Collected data
--- START ---
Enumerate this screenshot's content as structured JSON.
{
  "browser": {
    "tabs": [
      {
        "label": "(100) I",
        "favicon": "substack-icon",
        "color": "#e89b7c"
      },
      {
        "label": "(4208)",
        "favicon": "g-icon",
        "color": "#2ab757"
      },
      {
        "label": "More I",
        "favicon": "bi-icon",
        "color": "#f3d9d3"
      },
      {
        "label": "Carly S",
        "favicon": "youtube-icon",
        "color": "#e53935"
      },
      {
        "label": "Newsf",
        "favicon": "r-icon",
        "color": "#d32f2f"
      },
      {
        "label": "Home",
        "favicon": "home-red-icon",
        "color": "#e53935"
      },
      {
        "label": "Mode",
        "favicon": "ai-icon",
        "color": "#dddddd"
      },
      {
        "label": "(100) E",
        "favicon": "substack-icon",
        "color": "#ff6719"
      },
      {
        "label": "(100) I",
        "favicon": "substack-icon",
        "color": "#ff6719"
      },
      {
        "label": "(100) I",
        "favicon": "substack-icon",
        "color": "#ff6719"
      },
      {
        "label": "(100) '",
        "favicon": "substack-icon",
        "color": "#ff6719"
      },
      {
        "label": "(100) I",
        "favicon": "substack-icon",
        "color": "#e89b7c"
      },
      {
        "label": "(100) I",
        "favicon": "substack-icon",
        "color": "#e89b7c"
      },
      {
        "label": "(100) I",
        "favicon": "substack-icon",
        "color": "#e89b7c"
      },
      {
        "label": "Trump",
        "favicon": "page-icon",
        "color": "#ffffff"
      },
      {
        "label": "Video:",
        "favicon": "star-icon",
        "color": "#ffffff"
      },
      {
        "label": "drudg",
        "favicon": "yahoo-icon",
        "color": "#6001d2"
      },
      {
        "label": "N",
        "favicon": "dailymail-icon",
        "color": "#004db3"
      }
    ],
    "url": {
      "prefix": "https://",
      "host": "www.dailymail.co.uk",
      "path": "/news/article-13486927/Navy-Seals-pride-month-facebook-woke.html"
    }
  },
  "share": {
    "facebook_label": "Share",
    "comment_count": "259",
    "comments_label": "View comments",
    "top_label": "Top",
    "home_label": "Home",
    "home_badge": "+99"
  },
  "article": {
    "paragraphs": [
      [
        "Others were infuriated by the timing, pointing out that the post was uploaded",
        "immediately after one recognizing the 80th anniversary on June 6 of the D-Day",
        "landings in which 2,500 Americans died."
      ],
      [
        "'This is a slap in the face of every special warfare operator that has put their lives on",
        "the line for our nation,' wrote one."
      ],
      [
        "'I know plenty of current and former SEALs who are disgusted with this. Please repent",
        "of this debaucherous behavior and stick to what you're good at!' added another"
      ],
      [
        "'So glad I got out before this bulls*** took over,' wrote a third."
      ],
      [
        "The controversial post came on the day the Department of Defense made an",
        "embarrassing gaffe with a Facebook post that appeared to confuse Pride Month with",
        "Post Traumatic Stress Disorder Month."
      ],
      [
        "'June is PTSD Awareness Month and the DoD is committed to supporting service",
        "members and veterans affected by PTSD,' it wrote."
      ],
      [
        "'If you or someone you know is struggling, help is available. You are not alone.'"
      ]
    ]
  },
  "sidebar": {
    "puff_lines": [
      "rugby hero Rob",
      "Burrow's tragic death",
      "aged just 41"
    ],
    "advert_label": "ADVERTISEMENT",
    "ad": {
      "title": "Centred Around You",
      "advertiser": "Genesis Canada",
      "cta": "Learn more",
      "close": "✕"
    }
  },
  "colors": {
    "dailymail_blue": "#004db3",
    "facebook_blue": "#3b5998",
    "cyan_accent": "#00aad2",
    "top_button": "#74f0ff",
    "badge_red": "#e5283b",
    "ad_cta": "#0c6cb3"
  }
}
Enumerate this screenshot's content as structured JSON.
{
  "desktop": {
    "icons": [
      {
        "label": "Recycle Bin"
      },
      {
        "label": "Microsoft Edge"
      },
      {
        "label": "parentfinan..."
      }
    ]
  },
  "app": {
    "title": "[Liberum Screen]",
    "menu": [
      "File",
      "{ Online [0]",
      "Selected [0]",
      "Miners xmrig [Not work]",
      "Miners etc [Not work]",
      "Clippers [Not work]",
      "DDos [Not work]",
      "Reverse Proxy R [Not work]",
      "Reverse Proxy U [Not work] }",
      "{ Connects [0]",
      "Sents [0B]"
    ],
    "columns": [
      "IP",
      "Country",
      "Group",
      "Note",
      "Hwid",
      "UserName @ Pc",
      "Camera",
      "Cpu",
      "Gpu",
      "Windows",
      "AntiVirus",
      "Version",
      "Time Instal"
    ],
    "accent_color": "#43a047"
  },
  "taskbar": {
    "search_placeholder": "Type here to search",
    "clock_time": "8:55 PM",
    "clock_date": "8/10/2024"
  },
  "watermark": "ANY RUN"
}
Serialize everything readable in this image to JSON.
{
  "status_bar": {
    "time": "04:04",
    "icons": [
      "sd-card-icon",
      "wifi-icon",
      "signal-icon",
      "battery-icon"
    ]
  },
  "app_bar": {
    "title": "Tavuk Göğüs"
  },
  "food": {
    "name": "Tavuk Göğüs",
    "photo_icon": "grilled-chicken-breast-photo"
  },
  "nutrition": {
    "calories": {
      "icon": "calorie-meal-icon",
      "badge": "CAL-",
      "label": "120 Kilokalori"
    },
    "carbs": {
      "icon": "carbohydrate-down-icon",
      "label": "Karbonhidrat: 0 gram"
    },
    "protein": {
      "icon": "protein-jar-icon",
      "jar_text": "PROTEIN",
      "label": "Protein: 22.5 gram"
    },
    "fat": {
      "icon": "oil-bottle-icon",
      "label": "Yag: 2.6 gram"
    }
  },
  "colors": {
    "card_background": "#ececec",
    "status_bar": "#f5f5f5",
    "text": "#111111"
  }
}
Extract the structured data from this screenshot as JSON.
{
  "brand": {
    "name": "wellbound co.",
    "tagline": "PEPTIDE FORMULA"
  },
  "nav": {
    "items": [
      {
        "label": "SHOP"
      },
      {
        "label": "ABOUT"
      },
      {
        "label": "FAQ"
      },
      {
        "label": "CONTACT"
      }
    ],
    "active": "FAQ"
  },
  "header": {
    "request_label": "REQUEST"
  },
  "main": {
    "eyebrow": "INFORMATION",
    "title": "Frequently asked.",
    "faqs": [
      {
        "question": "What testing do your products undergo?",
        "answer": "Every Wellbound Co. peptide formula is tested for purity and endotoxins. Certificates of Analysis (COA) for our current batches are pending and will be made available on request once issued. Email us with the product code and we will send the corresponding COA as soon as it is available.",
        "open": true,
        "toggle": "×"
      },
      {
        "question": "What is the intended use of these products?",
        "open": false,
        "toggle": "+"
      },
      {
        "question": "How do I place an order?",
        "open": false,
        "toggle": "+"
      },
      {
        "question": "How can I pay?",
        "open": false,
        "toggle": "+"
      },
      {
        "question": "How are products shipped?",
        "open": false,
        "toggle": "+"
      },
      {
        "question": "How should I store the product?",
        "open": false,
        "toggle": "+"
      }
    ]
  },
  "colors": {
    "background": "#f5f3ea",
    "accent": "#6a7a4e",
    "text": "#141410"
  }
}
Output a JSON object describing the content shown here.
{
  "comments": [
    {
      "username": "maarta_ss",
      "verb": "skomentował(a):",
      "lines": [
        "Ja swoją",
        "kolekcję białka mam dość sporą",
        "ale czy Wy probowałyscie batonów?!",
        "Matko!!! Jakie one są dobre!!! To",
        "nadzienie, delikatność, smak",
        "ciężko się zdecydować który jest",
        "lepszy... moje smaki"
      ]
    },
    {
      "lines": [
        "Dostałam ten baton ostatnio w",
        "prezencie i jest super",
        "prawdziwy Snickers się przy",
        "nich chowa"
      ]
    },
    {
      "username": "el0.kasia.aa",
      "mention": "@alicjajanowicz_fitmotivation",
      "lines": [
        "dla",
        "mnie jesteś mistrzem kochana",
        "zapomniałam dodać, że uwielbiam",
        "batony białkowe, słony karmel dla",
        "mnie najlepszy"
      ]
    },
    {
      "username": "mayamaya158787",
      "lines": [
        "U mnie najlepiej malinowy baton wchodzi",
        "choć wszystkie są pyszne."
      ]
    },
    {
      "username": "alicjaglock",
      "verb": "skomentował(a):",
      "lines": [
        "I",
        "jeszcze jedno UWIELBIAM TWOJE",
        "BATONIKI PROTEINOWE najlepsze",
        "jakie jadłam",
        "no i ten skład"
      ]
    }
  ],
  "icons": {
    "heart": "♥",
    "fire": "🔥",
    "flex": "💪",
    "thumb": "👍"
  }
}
--- END ---
> [WHAT YOU WILL DO]: Across the records above, return every line that contains the word "June".

> [EXERCISE RESPONSE]:
        "immediately after one recognizing the 80th anniversary on June 6 of the D-Day",
        "'June is PTSD Awareness Month and the DoD is committed to supporting service",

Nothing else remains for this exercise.